— SUPPLIED ENTRIES —
* * * *

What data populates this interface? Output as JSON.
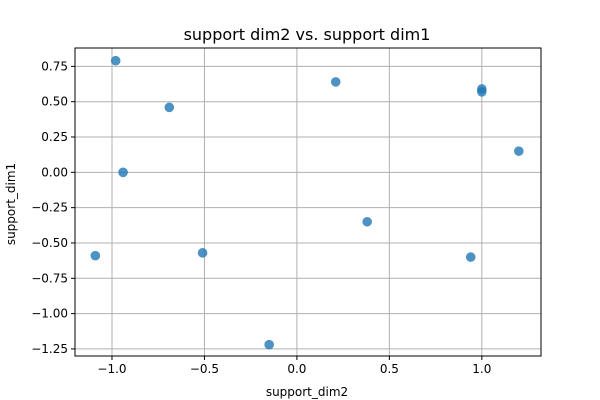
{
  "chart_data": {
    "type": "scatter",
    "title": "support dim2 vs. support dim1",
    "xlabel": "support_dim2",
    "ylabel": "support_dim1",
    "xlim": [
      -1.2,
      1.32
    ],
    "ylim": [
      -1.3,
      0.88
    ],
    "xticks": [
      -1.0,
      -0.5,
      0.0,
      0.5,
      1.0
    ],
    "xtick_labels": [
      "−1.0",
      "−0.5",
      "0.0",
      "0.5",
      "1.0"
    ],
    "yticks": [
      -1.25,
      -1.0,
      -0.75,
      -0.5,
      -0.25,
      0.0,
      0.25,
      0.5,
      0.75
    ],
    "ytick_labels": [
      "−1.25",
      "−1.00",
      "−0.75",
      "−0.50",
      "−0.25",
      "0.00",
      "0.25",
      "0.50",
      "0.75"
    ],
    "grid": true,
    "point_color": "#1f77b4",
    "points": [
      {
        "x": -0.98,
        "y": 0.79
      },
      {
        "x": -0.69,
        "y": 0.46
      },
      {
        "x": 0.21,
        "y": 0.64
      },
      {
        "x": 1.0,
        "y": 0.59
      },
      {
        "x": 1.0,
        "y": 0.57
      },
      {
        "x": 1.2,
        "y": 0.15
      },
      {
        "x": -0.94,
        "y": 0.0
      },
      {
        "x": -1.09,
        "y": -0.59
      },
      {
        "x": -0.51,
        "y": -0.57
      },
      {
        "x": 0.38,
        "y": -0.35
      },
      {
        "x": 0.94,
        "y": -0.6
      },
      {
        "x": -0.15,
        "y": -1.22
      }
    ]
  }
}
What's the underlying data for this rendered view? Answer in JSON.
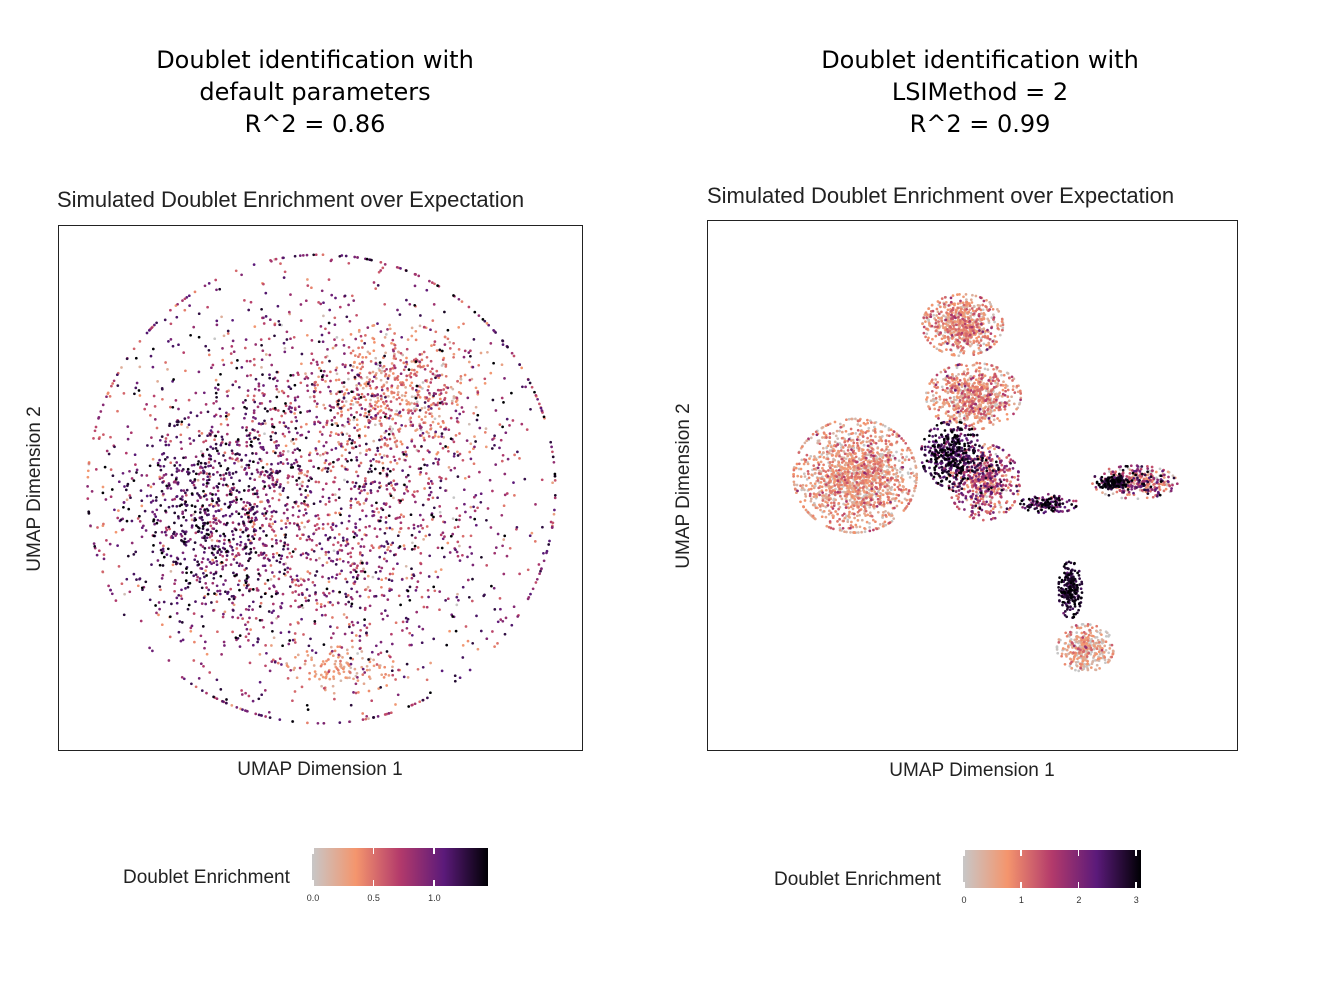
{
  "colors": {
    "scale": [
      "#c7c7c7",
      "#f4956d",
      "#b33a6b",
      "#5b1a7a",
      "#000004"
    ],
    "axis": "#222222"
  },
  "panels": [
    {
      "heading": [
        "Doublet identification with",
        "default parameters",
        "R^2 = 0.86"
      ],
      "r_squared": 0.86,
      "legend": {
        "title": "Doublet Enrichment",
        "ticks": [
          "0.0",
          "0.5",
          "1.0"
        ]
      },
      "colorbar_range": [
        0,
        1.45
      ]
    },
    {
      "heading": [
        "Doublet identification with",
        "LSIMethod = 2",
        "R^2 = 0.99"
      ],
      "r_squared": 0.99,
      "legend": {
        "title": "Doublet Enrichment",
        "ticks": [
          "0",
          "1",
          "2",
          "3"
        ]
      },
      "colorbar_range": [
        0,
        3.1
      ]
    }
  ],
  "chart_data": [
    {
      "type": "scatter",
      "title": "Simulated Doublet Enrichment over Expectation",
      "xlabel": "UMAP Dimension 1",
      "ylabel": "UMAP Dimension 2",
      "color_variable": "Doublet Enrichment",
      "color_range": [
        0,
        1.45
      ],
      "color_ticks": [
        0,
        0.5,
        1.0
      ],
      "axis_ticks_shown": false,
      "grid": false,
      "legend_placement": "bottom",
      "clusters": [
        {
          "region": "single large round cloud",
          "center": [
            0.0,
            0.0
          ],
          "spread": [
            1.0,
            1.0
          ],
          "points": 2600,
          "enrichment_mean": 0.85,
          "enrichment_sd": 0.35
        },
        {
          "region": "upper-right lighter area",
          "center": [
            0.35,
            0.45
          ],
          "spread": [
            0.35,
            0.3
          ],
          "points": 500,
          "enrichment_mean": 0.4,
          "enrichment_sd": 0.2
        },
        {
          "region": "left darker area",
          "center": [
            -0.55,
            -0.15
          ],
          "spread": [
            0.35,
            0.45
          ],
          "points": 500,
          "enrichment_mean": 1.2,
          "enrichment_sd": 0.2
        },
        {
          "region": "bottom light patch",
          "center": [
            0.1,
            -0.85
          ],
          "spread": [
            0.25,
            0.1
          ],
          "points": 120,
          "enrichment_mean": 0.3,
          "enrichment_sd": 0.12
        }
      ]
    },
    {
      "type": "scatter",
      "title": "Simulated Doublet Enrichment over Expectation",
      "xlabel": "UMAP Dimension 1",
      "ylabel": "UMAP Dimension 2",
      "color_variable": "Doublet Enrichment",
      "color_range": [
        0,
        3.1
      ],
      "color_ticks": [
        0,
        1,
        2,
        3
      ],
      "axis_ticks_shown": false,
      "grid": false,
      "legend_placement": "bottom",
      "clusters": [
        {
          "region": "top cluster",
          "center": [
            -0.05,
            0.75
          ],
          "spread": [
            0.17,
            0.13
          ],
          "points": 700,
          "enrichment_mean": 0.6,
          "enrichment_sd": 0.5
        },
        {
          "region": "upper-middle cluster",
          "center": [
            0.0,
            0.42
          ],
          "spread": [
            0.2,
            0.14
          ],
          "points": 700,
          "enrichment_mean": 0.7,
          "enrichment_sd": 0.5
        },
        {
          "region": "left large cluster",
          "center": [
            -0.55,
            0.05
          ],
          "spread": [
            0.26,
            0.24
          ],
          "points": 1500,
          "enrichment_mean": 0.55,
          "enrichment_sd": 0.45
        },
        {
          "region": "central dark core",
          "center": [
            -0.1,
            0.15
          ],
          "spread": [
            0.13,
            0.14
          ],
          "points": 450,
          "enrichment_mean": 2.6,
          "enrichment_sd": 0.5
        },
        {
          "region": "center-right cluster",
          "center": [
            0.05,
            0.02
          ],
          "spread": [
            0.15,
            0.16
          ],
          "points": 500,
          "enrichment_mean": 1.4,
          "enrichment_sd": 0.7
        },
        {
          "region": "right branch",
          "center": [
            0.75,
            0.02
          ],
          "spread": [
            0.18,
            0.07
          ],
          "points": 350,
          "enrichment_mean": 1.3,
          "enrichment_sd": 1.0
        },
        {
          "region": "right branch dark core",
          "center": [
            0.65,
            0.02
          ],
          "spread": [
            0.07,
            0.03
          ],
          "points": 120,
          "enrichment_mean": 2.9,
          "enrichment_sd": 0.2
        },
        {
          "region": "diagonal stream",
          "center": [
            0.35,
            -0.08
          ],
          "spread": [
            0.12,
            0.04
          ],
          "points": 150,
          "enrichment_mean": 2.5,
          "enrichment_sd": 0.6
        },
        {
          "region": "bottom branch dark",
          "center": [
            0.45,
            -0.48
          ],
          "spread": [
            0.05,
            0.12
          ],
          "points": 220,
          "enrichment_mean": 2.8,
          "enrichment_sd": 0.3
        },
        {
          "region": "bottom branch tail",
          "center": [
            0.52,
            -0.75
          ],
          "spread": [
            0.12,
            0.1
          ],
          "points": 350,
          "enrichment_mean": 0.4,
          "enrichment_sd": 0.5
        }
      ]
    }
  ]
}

* * * *

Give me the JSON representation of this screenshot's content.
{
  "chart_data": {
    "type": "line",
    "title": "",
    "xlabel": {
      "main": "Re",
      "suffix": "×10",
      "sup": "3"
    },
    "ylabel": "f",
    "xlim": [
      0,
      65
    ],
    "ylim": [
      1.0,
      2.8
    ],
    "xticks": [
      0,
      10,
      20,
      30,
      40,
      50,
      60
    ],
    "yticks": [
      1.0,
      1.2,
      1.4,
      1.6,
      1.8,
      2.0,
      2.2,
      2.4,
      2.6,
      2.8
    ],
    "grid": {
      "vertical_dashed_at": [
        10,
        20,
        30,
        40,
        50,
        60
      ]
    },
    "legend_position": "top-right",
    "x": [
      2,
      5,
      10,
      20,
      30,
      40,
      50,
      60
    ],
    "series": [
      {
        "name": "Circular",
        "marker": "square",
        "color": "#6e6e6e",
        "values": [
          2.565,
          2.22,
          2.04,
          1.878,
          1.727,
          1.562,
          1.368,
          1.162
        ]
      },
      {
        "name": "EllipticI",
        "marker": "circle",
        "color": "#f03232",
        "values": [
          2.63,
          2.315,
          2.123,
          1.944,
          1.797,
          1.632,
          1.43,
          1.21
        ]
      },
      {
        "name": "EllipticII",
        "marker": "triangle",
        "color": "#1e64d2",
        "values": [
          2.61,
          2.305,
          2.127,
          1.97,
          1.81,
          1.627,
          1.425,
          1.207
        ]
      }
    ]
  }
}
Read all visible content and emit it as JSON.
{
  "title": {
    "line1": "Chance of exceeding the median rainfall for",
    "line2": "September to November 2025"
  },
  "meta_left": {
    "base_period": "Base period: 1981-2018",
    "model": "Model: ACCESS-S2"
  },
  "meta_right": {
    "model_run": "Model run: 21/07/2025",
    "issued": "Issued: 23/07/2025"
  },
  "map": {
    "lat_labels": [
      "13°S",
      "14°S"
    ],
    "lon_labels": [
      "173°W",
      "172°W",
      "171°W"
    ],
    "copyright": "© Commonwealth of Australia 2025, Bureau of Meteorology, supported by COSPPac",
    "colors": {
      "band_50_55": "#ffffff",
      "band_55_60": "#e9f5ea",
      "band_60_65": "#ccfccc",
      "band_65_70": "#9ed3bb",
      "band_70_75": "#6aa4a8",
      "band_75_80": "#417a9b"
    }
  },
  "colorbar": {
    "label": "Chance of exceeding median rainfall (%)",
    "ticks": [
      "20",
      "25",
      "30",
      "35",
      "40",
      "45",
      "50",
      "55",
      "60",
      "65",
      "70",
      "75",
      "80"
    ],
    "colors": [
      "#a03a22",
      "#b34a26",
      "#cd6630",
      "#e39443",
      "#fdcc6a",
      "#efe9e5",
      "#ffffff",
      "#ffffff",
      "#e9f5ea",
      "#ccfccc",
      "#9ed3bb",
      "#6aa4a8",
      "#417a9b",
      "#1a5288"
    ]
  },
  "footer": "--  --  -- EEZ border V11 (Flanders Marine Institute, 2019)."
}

* * * *

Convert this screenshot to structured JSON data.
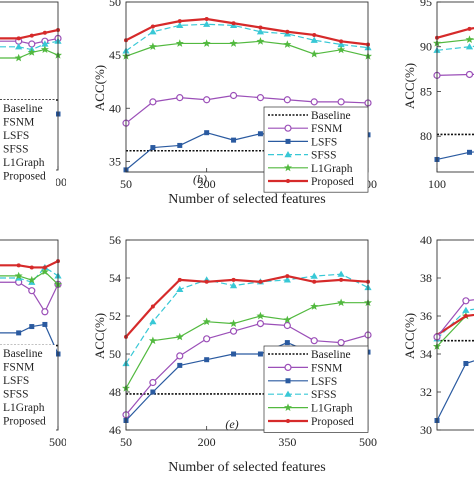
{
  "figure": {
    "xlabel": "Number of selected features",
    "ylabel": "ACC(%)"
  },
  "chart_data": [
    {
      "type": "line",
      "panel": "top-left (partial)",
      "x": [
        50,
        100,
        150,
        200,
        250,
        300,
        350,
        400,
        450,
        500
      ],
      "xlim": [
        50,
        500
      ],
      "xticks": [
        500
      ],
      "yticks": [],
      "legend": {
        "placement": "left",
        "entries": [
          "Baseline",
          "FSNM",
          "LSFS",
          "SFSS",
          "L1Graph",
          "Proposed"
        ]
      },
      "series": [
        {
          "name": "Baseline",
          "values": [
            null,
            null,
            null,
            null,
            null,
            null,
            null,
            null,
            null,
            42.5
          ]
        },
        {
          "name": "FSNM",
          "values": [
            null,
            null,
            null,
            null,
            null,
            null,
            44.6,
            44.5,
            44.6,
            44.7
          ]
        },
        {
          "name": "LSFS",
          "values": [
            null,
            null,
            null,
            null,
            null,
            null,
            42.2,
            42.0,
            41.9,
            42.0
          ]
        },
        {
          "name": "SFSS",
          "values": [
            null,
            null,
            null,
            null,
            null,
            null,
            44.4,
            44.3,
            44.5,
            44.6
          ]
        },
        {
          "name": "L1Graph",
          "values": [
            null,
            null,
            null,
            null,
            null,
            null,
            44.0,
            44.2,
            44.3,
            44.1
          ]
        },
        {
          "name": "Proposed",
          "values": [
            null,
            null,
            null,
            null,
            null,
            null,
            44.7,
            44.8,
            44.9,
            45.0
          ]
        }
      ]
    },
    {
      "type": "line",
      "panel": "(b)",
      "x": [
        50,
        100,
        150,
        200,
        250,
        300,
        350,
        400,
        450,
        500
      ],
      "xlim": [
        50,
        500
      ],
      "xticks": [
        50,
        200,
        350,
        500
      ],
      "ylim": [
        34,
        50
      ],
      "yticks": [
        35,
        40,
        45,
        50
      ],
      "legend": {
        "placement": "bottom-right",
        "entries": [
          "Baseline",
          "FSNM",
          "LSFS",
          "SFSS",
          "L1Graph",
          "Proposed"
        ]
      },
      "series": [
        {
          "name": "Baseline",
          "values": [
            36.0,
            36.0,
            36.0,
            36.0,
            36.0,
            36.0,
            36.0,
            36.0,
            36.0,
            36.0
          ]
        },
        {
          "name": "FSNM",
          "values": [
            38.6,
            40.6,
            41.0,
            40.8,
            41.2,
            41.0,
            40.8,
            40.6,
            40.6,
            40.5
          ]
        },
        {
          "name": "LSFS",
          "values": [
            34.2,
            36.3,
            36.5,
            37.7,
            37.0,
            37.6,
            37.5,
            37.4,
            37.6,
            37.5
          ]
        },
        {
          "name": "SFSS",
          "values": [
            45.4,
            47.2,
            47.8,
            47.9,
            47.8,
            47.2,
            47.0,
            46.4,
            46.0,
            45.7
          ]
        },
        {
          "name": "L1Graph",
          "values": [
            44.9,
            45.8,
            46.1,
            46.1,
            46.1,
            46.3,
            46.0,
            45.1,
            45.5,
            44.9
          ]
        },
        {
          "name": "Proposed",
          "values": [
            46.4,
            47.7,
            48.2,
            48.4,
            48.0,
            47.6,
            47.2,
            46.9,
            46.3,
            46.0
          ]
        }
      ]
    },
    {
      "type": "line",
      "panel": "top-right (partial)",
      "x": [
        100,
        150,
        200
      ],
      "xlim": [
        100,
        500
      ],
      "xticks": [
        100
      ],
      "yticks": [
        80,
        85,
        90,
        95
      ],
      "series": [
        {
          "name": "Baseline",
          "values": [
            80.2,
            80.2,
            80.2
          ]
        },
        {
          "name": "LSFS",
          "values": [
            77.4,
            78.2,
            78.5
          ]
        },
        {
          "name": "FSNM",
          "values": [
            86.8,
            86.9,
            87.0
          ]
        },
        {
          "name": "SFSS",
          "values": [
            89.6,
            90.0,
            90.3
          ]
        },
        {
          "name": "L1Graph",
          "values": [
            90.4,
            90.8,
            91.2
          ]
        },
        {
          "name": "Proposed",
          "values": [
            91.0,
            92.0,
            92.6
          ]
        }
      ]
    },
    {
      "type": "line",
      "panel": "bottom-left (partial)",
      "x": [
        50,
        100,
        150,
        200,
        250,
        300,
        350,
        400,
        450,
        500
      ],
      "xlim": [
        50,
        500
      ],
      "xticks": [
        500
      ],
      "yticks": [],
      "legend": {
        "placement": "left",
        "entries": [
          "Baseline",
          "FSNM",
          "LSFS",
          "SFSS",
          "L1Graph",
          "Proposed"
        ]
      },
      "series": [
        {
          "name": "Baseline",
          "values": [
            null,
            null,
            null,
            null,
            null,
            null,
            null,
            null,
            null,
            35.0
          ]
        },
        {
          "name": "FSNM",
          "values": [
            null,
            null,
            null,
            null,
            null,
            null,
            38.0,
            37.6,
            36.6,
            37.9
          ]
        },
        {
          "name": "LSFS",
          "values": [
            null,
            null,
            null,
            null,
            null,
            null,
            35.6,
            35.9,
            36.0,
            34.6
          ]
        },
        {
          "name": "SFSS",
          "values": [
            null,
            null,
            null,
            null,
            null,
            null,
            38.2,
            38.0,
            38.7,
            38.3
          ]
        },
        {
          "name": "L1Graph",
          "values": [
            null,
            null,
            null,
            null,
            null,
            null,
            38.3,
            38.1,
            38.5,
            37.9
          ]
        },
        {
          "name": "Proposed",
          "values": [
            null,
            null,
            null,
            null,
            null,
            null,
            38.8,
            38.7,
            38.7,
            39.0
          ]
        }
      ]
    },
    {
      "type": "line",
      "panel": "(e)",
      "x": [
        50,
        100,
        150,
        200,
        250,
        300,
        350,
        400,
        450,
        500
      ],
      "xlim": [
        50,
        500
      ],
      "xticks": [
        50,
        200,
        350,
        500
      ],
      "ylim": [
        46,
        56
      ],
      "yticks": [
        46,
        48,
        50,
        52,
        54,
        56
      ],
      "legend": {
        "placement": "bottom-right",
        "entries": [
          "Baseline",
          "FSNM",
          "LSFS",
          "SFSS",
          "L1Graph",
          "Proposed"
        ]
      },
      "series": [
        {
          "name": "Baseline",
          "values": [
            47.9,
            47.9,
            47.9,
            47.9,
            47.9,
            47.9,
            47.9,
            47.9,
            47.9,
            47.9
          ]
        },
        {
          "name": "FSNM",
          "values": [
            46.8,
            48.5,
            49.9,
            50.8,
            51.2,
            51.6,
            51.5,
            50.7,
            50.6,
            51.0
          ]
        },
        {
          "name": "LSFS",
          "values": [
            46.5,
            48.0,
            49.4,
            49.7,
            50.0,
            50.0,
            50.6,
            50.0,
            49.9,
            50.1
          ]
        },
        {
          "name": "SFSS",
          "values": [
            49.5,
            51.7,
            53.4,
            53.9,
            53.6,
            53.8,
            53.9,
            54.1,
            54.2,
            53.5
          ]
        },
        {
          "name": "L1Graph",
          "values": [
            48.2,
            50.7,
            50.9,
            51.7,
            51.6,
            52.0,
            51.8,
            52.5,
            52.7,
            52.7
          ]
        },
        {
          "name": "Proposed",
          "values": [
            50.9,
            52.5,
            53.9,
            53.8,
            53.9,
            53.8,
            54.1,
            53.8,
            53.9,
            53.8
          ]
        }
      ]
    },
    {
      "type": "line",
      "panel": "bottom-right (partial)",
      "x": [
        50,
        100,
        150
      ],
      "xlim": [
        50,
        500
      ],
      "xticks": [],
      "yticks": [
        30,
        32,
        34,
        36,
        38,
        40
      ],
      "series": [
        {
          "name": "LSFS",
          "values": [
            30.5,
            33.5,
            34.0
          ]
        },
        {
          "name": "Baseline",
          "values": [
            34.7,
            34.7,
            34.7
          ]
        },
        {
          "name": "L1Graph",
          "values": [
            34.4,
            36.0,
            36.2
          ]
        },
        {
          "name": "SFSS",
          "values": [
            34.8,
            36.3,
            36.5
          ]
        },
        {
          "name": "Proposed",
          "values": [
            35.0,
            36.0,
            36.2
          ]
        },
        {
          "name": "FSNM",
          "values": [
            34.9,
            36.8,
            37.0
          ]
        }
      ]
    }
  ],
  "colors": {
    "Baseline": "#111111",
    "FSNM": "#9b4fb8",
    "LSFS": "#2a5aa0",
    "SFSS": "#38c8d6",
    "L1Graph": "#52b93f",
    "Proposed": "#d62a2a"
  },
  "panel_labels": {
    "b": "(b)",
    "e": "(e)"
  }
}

* * * *

— STATED PROBLEM —
Filter the records for lines holding the string "partial". Copy each one.

— ANSWER BELOW —
      "panel": "top-left (partial)",
      "panel": "top-right (partial)",
      "panel": "bottom-left (partial)",
      "panel": "bottom-right (partial)",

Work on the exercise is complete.